Part of a data file:
-- BEGIN --

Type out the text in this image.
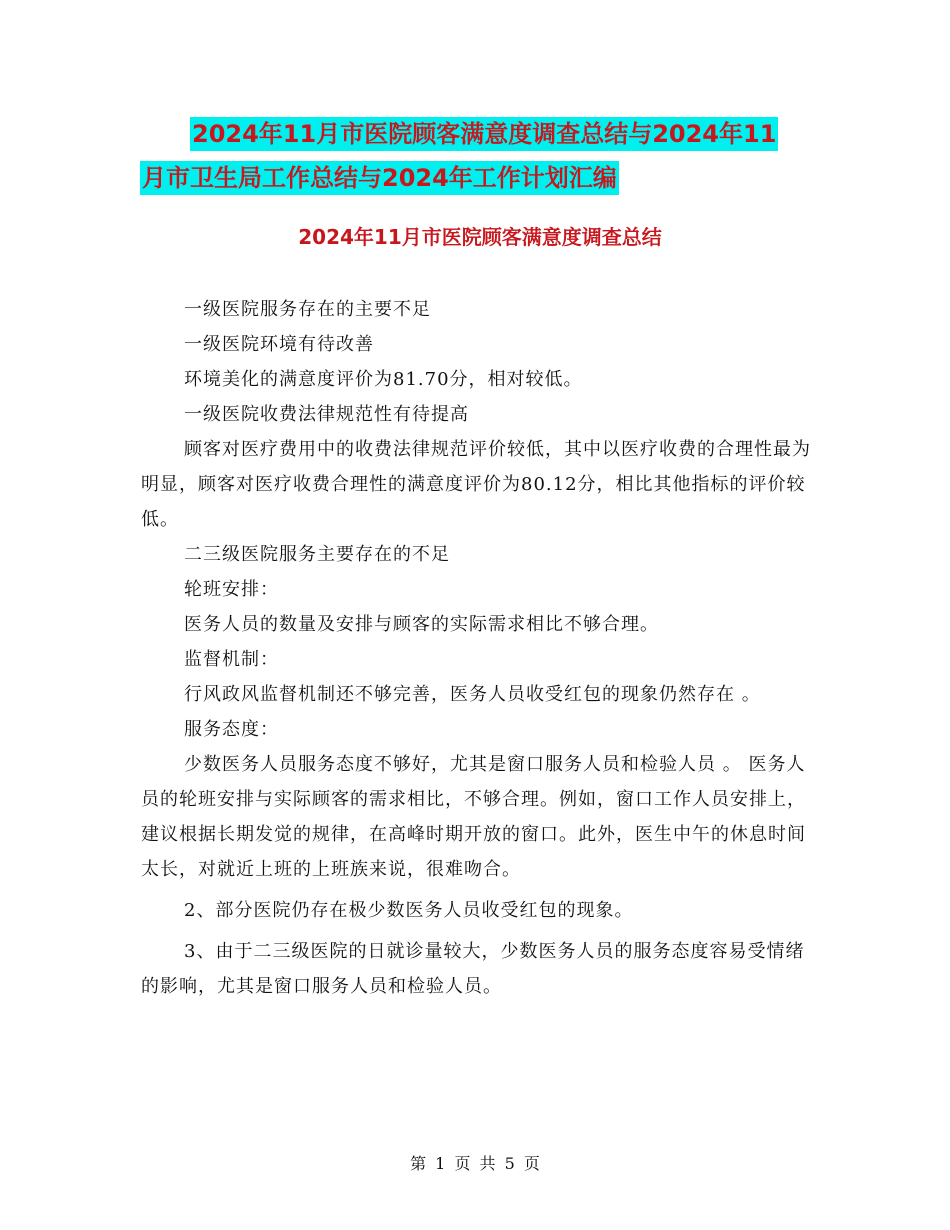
2024年11月市医院顾客满意度调查总结与2024年11
月市卫生局工作总结与2024年工作计划汇编
2024年11月市医院顾客满意度调查总结

一级医院服务存在的主要不足

一级医院环境有待改善

环境美化的满意度评价为81.70分，相对较低。

一级医院收费法律规范性有待提高

顾客对医疗费用中的收费法律规范评价较低，其中以医疗收费的合理性最为明显，顾客对医疗收费合理性的满意度评价为80.12分，相比其他指标的评价较低。

二三级医院服务主要存在的不足

轮班安排：

医务人员的数量及安排与顾客的实际需求相比不够合理。

监督机制：

行风政风监督机制还不够完善，医务人员收受红包的现象仍然存在 。

服务态度：

少数医务人员服务态度不够好，尤其是窗口服务人员和检验人员 。 医务人员的轮班安排与实际顾客的需求相比，不够合理。例如，窗口工作人员安排上，建议根据长期发觉的规律，在高峰时期开放的窗口。此外，医生中午的休息时间太长，对就近上班的上班族来说，很难吻合。

2、部分医院仍存在极少数医务人员收受红包的现象。

3、由于二三级医院的日就诊量较大，少数医务人员的服务态度容易受情绪的影响，尤其是窗口服务人员和检验人员。

第 1 页 共 5 页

-- END --

**GOAL OF THE EXERCISE**.
Leave out the pictures and reproduce the rest of the listing exactly.

**REPLY TO THE TASK**.
Type out the text in this image.
2024年11月市医院顾客满意度调查总结与2024年11
月市卫生局工作总结与2024年工作计划汇编
2024年11月市医院顾客满意度调查总结

一级医院服务存在的主要不足

一级医院环境有待改善

环境美化的满意度评价为81.70分，相对较低。

一级医院收费法律规范性有待提高

顾客对医疗费用中的收费法律规范评价较低，其中以医疗收费的合理性最为明显，顾客对医疗收费合理性的满意度评价为80.12分，相比其他指标的评价较低。

二三级医院服务主要存在的不足

轮班安排：

医务人员的数量及安排与顾客的实际需求相比不够合理。

监督机制：

行风政风监督机制还不够完善，医务人员收受红包的现象仍然存在 。

服务态度：

少数医务人员服务态度不够好，尤其是窗口服务人员和检验人员 。 医务人员的轮班安排与实际顾客的需求相比，不够合理。例如，窗口工作人员安排上，建议根据长期发觉的规律，在高峰时期开放的窗口。此外，医生中午的休息时间太长，对就近上班的上班族来说，很难吻合。

2、部分医院仍存在极少数医务人员收受红包的现象。

3、由于二三级医院的日就诊量较大，少数医务人员的服务态度容易受情绪的影响，尤其是窗口服务人员和检验人员。

第 1 页 共 5 页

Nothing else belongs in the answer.